**WHAT IS NEEDED:**
Leave out the pictures and repeat the rest of the material exactly.

[Begin SOURCE RECORDS]

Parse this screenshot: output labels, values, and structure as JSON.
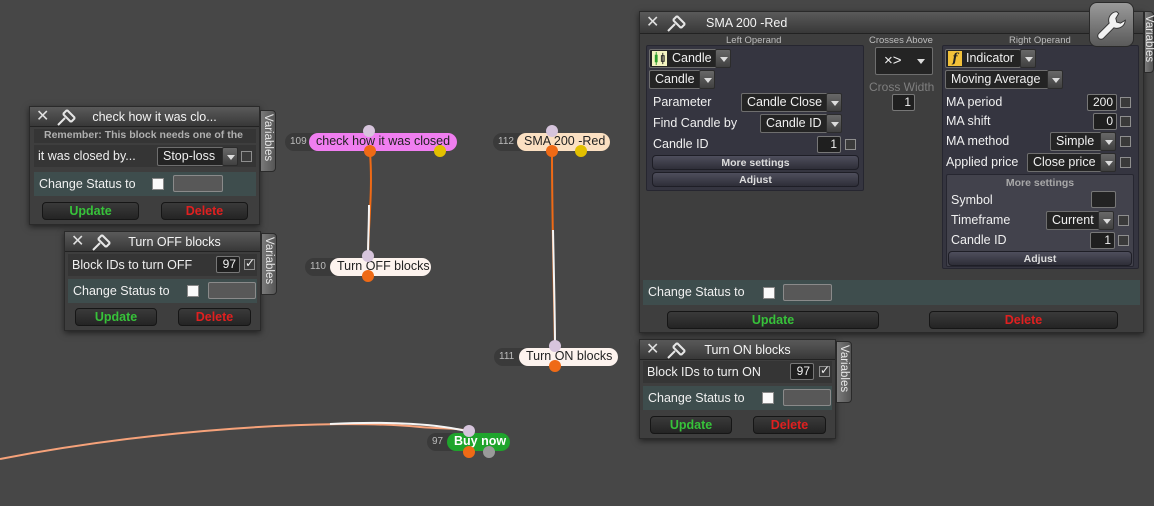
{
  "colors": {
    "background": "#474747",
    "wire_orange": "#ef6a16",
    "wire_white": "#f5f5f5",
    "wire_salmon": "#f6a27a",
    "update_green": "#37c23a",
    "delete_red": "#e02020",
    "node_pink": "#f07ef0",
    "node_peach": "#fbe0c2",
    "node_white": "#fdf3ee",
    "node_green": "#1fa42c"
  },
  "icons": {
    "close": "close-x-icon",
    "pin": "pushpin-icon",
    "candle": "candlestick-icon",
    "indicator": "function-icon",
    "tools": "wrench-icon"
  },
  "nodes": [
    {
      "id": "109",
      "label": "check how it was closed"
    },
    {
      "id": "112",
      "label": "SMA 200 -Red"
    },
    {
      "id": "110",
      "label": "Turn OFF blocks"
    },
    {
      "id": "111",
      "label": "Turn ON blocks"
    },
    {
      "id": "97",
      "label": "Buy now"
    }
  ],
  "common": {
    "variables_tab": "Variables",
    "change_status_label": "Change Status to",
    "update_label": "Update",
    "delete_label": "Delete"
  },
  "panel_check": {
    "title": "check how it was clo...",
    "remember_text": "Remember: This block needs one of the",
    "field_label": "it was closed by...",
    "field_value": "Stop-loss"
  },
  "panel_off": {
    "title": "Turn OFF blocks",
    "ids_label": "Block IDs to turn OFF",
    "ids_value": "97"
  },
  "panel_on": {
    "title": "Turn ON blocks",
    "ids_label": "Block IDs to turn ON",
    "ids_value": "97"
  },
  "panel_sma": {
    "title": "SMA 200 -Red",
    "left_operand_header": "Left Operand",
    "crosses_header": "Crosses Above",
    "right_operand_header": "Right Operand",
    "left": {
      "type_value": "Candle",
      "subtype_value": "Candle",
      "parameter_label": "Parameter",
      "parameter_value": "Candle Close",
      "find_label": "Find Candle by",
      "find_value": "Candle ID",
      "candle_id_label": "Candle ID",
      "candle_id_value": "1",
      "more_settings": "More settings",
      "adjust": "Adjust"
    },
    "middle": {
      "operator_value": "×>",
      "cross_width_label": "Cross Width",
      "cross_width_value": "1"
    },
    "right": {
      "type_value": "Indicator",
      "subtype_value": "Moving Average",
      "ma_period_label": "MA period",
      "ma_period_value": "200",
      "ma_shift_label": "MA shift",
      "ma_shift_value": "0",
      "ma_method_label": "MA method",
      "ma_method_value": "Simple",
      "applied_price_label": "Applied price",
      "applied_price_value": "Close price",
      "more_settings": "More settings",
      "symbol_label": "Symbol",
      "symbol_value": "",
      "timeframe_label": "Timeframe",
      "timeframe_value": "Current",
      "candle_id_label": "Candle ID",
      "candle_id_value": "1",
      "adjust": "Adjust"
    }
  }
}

[End SOURCE RECORDS]

**SOLUTION FOR THIS EXERCISE:**
Parse this screenshot: output labels, values, and structure as JSON.
{
  "colors": {
    "background": "#474747",
    "wire_orange": "#ef6a16",
    "wire_white": "#f5f5f5",
    "wire_salmon": "#f6a27a",
    "update_green": "#37c23a",
    "delete_red": "#e02020",
    "node_pink": "#f07ef0",
    "node_peach": "#fbe0c2",
    "node_white": "#fdf3ee",
    "node_green": "#1fa42c"
  },
  "icons": {
    "close": "close-x-icon",
    "pin": "pushpin-icon",
    "candle": "candlestick-icon",
    "indicator": "function-icon",
    "tools": "wrench-icon"
  },
  "nodes": [
    {
      "id": "109",
      "label": "check how it was closed"
    },
    {
      "id": "112",
      "label": "SMA 200 -Red"
    },
    {
      "id": "110",
      "label": "Turn OFF blocks"
    },
    {
      "id": "111",
      "label": "Turn ON blocks"
    },
    {
      "id": "97",
      "label": "Buy now"
    }
  ],
  "common": {
    "variables_tab": "Variables",
    "change_status_label": "Change Status to",
    "update_label": "Update",
    "delete_label": "Delete"
  },
  "panel_check": {
    "title": "check how it was clo...",
    "remember_text": "Remember: This block needs one of the",
    "field_label": "it was closed by...",
    "field_value": "Stop-loss"
  },
  "panel_off": {
    "title": "Turn OFF blocks",
    "ids_label": "Block IDs to turn OFF",
    "ids_value": "97"
  },
  "panel_on": {
    "title": "Turn ON blocks",
    "ids_label": "Block IDs to turn ON",
    "ids_value": "97"
  },
  "panel_sma": {
    "title": "SMA 200 -Red",
    "left_operand_header": "Left Operand",
    "crosses_header": "Crosses Above",
    "right_operand_header": "Right Operand",
    "left": {
      "type_value": "Candle",
      "subtype_value": "Candle",
      "parameter_label": "Parameter",
      "parameter_value": "Candle Close",
      "find_label": "Find Candle by",
      "find_value": "Candle ID",
      "candle_id_label": "Candle ID",
      "candle_id_value": "1",
      "more_settings": "More settings",
      "adjust": "Adjust"
    },
    "middle": {
      "operator_value": "×>",
      "cross_width_label": "Cross Width",
      "cross_width_value": "1"
    },
    "right": {
      "type_value": "Indicator",
      "subtype_value": "Moving Average",
      "ma_period_label": "MA period",
      "ma_period_value": "200",
      "ma_shift_label": "MA shift",
      "ma_shift_value": "0",
      "ma_method_label": "MA method",
      "ma_method_value": "Simple",
      "applied_price_label": "Applied price",
      "applied_price_value": "Close price",
      "more_settings": "More settings",
      "symbol_label": "Symbol",
      "symbol_value": "",
      "timeframe_label": "Timeframe",
      "timeframe_value": "Current",
      "candle_id_label": "Candle ID",
      "candle_id_value": "1",
      "adjust": "Adjust"
    }
  }
}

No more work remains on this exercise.